** Begin INFORMATION SUPPLIED **

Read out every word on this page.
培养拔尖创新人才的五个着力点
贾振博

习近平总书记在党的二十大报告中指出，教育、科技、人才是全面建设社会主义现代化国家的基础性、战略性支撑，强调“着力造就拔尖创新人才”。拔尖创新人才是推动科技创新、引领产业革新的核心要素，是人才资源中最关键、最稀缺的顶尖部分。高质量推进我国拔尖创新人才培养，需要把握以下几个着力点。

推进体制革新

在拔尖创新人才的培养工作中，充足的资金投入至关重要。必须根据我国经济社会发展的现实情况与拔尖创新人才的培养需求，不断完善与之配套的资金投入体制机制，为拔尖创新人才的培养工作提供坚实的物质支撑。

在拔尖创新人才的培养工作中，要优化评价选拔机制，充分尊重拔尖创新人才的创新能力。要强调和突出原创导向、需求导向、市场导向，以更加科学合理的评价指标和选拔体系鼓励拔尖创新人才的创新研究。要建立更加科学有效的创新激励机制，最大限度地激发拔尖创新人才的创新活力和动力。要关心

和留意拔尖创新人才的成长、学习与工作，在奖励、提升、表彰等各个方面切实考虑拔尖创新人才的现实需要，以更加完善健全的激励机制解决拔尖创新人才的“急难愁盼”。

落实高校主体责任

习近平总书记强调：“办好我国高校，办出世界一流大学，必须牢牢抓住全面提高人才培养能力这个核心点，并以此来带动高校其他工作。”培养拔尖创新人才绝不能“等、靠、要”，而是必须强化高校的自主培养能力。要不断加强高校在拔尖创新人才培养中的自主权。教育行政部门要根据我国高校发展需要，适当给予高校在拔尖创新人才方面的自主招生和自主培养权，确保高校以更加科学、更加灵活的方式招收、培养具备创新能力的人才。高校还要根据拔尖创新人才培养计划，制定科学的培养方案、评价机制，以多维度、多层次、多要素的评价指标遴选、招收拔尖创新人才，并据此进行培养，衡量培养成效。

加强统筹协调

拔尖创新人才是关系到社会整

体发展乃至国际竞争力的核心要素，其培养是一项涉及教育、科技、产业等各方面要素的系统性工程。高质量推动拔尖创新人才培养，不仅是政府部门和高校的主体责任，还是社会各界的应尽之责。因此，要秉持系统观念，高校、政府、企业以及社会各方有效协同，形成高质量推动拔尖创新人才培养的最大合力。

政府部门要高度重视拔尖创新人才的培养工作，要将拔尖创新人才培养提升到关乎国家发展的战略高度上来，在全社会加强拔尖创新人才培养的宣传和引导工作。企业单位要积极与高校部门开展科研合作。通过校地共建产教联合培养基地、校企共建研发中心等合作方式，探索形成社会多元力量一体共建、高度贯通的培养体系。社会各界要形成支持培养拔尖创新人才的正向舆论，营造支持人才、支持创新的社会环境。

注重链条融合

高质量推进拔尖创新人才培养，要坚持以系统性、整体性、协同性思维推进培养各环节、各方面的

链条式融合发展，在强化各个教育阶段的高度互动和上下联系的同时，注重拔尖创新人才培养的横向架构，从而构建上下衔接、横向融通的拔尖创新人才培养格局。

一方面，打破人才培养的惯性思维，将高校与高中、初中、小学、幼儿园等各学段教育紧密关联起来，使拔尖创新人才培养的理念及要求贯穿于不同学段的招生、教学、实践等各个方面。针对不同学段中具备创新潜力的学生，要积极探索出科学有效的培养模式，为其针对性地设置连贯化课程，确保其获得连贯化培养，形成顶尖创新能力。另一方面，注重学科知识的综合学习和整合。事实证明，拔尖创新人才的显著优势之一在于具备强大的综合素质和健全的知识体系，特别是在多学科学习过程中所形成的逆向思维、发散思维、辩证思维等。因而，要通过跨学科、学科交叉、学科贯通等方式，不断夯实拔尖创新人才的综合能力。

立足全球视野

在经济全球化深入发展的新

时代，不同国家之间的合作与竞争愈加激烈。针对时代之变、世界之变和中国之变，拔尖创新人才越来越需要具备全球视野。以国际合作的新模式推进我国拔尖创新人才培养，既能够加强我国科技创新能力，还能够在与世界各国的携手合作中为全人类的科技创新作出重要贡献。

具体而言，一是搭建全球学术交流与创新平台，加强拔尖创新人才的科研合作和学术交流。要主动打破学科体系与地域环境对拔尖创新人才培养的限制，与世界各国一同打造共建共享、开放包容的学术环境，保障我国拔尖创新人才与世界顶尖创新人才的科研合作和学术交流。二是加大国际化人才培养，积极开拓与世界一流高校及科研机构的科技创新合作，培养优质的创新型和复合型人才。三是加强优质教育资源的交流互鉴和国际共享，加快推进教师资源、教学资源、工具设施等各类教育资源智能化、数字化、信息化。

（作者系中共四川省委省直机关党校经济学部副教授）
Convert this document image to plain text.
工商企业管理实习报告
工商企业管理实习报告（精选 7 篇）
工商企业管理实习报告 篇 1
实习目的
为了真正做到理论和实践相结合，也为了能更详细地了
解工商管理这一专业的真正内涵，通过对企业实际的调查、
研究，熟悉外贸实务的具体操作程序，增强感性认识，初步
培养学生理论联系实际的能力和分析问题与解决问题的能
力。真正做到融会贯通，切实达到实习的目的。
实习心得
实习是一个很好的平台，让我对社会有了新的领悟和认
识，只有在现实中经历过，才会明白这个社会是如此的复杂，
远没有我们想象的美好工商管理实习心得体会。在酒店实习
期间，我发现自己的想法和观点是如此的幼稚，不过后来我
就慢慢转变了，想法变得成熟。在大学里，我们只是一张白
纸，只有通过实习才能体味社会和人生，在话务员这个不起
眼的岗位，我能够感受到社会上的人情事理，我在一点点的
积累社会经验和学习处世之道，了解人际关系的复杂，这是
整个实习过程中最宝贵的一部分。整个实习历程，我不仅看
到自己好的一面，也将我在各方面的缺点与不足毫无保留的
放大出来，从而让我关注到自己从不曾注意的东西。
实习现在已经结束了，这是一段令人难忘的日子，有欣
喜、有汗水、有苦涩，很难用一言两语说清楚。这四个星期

** End INFORMATION SUPPLIED **

> **THE EXERCISE**
Copy all of the material word for word.

> **ANSWER TO THE TASK**
Read out every word on this page.
培养拔尖创新人才的五个着力点
贾振博

习近平总书记在党的二十大报告中指出，教育、科技、人才是全面建设社会主义现代化国家的基础性、战略性支撑，强调“着力造就拔尖创新人才”。拔尖创新人才是推动科技创新、引领产业革新的核心要素，是人才资源中最关键、最稀缺的顶尖部分。高质量推进我国拔尖创新人才培养，需要把握以下几个着力点。

推进体制革新

在拔尖创新人才的培养工作中，充足的资金投入至关重要。必须根据我国经济社会发展的现实情况与拔尖创新人才的培养需求，不断完善与之配套的资金投入体制机制，为拔尖创新人才的培养工作提供坚实的物质支撑。

在拔尖创新人才的培养工作中，要优化评价选拔机制，充分尊重拔尖创新人才的创新能力。要强调和突出原创导向、需求导向、市场导向，以更加科学合理的评价指标和选拔体系鼓励拔尖创新人才的创新研究。要建立更加科学有效的创新激励机制，最大限度地激发拔尖创新人才的创新活力和动力。要关心

和留意拔尖创新人才的成长、学习与工作，在奖励、提升、表彰等各个方面切实考虑拔尖创新人才的现实需要，以更加完善健全的激励机制解决拔尖创新人才的“急难愁盼”。

落实高校主体责任

习近平总书记强调：“办好我国高校，办出世界一流大学，必须牢牢抓住全面提高人才培养能力这个核心点，并以此来带动高校其他工作。”培养拔尖创新人才绝不能“等、靠、要”，而是必须强化高校的自主培养能力。要不断加强高校在拔尖创新人才培养中的自主权。教育行政部门要根据我国高校发展需要，适当给予高校在拔尖创新人才方面的自主招生和自主培养权，确保高校以更加科学、更加灵活的方式招收、培养具备创新能力的人才。高校还要根据拔尖创新人才培养计划，制定科学的培养方案、评价机制，以多维度、多层次、多要素的评价指标遴选、招收拔尖创新人才，并据此进行培养，衡量培养成效。

加强统筹协调

拔尖创新人才是关系到社会整

体发展乃至国际竞争力的核心要素，其培养是一项涉及教育、科技、产业等各方面要素的系统性工程。高质量推动拔尖创新人才培养，不仅是政府部门和高校的主体责任，还是社会各界的应尽之责。因此，要秉持系统观念，高校、政府、企业以及社会各方有效协同，形成高质量推动拔尖创新人才培养的最大合力。

政府部门要高度重视拔尖创新人才的培养工作，要将拔尖创新人才培养提升到关乎国家发展的战略高度上来，在全社会加强拔尖创新人才培养的宣传和引导工作。企业单位要积极与高校部门开展科研合作。通过校地共建产教联合培养基地、校企共建研发中心等合作方式，探索形成社会多元力量一体共建、高度贯通的培养体系。社会各界要形成支持培养拔尖创新人才的正向舆论，营造支持人才、支持创新的社会环境。

注重链条融合

高质量推进拔尖创新人才培养，要坚持以系统性、整体性、协同性思维推进培养各环节、各方面的

链条式融合发展，在强化各个教育阶段的高度互动和上下联系的同时，注重拔尖创新人才培养的横向架构，从而构建上下衔接、横向融通的拔尖创新人才培养格局。

一方面，打破人才培养的惯性思维，将高校与高中、初中、小学、幼儿园等各学段教育紧密关联起来，使拔尖创新人才培养的理念及要求贯穿于不同学段的招生、教学、实践等各个方面。针对不同学段中具备创新潜力的学生，要积极探索出科学有效的培养模式，为其针对性地设置连贯化课程，确保其获得连贯化培养，形成顶尖创新能力。另一方面，注重学科知识的综合学习和整合。事实证明，拔尖创新人才的显著优势之一在于具备强大的综合素质和健全的知识体系，特别是在多学科学习过程中所形成的逆向思维、发散思维、辩证思维等。因而，要通过跨学科、学科交叉、学科贯通等方式，不断夯实拔尖创新人才的综合能力。

立足全球视野

在经济全球化深入发展的新

时代，不同国家之间的合作与竞争愈加激烈。针对时代之变、世界之变和中国之变，拔尖创新人才越来越需要具备全球视野。以国际合作的新模式推进我国拔尖创新人才培养，既能够加强我国科技创新能力，还能够在与世界各国的携手合作中为全人类的科技创新作出重要贡献。

具体而言，一是搭建全球学术交流与创新平台，加强拔尖创新人才的科研合作和学术交流。要主动打破学科体系与地域环境对拔尖创新人才培养的限制，与世界各国一同打造共建共享、开放包容的学术环境，保障我国拔尖创新人才与世界顶尖创新人才的科研合作和学术交流。二是加大国际化人才培养，积极开拓与世界一流高校及科研机构的科技创新合作，培养优质的创新型和复合型人才。三是加强优质教育资源的交流互鉴和国际共享，加快推进教师资源、教学资源、工具设施等各类教育资源智能化、数字化、信息化。

（作者系中共四川省委省直机关党校经济学部副教授）
Convert this document image to plain text.
工商企业管理实习报告
工商企业管理实习报告（精选 7 篇）
工商企业管理实习报告 篇 1
实习目的
为了真正做到理论和实践相结合，也为了能更详细地了
解工商管理这一专业的真正内涵，通过对企业实际的调查、
研究，熟悉外贸实务的具体操作程序，增强感性认识，初步
培养学生理论联系实际的能力和分析问题与解决问题的能
力。真正做到融会贯通，切实达到实习的目的。
实习心得
实习是一个很好的平台，让我对社会有了新的领悟和认
识，只有在现实中经历过，才会明白这个社会是如此的复杂，
远没有我们想象的美好工商管理实习心得体会。在酒店实习
期间，我发现自己的想法和观点是如此的幼稚，不过后来我
就慢慢转变了，想法变得成熟。在大学里，我们只是一张白
纸，只有通过实习才能体味社会和人生，在话务员这个不起
眼的岗位，我能够感受到社会上的人情事理，我在一点点的
积累社会经验和学习处世之道，了解人际关系的复杂，这是
整个实习过程中最宝贵的一部分。整个实习历程，我不仅看
到自己好的一面，也将我在各方面的缺点与不足毫无保留的
放大出来，从而让我关注到自己从不曾注意的东西。
实习现在已经结束了，这是一段令人难忘的日子，有欣
喜、有汗水、有苦涩，很难用一言两语说清楚。这四个星期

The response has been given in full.